Only the number is wanted: count the lines that contain "text".

-- START STORED ROWS --

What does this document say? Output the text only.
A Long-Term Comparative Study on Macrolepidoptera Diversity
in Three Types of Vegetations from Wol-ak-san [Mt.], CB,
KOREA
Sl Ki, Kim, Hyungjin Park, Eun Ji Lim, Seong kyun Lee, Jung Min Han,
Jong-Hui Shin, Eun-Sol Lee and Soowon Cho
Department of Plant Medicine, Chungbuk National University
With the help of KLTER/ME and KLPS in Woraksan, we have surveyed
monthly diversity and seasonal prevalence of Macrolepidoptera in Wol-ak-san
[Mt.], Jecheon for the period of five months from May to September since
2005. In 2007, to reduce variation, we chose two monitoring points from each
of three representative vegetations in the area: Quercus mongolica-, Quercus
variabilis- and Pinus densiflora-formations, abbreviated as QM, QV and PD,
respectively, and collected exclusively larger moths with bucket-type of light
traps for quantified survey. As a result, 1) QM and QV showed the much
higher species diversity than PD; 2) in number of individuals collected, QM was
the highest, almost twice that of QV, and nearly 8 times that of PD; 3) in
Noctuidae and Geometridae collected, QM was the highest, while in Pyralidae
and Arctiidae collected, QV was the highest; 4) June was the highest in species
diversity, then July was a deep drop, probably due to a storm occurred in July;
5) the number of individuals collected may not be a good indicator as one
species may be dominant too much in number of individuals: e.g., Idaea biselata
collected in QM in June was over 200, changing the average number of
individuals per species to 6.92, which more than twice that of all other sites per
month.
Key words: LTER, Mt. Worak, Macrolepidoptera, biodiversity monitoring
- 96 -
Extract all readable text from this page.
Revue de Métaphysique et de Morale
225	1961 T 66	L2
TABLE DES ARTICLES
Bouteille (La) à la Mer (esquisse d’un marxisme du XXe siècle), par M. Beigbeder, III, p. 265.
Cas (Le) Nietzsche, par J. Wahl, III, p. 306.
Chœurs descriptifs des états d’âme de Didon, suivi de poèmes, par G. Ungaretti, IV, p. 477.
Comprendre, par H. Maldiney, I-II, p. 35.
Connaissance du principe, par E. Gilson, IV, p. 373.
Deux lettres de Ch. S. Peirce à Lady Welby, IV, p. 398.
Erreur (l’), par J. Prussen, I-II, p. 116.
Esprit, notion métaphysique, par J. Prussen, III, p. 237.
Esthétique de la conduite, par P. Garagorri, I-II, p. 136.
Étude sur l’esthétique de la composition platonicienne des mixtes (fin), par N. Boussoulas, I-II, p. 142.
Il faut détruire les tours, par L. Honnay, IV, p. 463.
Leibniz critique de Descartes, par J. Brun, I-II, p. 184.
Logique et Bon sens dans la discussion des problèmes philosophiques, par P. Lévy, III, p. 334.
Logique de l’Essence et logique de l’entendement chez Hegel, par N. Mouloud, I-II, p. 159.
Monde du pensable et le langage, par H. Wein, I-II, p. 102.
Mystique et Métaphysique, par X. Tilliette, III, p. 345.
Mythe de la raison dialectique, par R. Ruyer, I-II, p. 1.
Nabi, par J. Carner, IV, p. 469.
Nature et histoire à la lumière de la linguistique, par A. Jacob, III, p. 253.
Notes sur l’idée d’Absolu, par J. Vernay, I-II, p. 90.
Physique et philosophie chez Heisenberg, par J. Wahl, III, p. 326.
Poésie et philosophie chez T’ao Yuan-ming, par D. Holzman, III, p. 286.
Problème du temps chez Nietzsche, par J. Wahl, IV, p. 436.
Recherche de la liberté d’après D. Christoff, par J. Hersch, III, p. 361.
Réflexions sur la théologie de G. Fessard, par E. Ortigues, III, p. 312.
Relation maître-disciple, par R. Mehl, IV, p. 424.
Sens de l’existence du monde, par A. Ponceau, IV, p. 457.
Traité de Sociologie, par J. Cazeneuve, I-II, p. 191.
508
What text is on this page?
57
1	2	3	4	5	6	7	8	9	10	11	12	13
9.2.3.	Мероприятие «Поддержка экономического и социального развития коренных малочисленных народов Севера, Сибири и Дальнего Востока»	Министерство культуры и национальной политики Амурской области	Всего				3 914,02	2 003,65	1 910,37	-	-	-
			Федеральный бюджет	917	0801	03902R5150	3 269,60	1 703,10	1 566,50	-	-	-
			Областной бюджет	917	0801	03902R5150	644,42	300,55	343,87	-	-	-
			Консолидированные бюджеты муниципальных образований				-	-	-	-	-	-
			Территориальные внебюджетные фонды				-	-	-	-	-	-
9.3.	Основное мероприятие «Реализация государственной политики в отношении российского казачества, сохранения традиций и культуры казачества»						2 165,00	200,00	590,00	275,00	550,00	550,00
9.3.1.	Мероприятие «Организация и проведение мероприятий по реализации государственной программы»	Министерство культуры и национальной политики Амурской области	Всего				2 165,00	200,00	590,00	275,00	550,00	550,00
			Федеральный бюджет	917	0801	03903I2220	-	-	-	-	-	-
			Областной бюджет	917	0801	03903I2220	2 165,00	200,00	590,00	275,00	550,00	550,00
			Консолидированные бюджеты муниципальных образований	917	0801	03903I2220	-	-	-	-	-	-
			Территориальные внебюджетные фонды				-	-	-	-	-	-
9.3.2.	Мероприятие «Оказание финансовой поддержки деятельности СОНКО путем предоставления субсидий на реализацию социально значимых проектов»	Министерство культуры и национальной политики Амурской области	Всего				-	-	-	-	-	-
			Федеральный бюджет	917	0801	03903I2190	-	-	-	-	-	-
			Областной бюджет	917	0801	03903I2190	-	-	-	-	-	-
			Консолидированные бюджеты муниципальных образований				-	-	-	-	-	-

-- END STORED ROWS --

RESPONSE: 3